Return a copy of each line that holds the string "habet".

-*-

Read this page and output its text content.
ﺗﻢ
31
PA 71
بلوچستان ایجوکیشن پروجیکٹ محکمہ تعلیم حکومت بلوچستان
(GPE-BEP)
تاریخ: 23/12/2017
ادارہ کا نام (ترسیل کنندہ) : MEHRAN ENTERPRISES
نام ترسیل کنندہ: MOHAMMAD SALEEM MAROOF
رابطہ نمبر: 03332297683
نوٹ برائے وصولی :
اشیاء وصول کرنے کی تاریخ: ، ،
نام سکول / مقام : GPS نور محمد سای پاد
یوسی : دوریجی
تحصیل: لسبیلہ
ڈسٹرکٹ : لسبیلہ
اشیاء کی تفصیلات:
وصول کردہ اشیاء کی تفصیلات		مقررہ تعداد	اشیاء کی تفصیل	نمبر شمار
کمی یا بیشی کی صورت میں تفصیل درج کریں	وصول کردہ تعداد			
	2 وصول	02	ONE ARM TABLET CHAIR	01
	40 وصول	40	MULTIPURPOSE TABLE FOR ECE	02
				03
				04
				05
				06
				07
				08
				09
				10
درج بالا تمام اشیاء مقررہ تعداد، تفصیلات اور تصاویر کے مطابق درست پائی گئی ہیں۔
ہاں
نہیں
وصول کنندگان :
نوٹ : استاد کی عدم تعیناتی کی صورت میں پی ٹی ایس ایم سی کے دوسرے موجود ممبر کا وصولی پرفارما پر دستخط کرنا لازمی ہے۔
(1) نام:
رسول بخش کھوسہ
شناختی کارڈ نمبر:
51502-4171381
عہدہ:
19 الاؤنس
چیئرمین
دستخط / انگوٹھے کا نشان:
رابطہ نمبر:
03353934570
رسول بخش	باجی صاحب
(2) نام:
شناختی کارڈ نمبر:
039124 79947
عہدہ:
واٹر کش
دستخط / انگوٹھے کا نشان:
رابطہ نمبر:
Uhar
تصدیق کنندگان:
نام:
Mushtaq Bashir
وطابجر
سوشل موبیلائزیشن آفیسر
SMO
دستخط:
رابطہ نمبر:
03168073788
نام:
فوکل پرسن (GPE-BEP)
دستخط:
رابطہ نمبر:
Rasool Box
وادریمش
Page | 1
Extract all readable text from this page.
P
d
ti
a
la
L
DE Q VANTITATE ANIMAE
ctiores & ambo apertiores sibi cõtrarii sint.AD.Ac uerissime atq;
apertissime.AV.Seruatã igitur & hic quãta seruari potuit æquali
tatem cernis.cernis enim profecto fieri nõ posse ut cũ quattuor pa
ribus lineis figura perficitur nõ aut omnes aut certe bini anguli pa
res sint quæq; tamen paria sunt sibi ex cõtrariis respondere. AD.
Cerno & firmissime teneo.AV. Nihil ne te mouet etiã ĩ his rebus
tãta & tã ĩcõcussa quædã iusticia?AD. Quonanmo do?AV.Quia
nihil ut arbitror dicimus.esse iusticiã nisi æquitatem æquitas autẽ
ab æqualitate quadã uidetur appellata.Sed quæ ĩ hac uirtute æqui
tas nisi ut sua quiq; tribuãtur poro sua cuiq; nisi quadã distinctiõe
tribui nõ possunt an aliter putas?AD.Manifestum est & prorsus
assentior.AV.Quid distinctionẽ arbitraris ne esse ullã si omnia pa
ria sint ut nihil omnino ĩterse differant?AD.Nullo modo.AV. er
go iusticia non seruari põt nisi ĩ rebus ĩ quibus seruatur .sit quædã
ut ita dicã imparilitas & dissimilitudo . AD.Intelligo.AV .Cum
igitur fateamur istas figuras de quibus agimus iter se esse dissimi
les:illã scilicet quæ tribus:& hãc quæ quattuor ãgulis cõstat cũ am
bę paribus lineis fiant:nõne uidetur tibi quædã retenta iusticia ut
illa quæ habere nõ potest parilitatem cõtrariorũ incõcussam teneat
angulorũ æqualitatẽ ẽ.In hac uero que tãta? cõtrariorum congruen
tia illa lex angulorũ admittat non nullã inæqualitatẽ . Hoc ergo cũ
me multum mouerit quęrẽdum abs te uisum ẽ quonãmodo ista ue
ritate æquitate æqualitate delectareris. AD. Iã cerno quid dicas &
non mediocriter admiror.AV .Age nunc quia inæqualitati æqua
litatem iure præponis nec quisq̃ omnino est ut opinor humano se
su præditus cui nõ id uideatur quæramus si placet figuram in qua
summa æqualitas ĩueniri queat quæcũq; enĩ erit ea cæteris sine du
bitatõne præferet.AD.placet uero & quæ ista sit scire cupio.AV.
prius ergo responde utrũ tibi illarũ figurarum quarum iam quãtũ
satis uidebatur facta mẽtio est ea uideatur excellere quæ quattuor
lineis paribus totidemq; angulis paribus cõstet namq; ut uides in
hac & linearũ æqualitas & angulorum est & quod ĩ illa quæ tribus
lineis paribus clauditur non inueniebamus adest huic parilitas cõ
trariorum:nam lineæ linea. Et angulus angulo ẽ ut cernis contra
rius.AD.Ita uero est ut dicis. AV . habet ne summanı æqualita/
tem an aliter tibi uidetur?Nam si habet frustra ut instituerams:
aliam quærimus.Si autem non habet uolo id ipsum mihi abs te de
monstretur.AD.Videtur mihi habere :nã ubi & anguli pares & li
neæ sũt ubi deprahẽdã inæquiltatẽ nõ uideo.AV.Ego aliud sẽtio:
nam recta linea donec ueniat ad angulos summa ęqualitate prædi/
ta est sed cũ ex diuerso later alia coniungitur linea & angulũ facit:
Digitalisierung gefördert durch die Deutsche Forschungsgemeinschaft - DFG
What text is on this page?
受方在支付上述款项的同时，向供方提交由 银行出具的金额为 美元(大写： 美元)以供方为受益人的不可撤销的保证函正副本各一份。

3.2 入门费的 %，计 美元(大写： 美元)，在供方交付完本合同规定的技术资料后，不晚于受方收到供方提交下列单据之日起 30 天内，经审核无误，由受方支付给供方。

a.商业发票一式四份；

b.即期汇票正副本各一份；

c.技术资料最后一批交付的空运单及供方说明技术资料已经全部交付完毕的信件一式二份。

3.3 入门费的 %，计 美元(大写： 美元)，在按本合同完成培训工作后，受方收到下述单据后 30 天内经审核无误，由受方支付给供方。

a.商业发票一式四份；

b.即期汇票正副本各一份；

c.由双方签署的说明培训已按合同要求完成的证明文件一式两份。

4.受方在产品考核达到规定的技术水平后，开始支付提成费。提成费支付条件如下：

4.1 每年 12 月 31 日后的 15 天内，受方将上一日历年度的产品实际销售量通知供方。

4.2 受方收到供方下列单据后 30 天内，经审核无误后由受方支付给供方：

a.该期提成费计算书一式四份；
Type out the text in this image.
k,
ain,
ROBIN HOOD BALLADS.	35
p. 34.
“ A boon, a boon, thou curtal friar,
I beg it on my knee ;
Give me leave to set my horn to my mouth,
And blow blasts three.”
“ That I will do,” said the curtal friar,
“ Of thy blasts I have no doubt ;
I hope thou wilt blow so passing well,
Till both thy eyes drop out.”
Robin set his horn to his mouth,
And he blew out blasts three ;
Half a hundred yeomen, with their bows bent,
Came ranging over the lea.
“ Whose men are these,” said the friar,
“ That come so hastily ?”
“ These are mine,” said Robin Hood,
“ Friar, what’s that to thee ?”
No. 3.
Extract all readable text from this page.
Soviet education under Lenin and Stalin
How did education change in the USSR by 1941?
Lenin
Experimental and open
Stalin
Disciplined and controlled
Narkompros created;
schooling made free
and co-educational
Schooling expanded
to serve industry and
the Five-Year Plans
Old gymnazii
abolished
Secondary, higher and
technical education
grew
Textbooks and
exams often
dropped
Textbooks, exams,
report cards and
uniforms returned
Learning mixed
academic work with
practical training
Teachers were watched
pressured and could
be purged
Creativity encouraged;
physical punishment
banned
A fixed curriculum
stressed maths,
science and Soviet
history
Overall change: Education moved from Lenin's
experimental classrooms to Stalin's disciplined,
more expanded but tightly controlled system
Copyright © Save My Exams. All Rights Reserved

-*-

* Solution for this problem:
rius.AD.Ita uero est ut dicis. AV . habet ne summanı æqualita/
tem an aliter tibi uidetur?Nam si habet frustra ut instituerams:
aliam quærimus.Si autem non habet uolo id ipsum mihi abs te de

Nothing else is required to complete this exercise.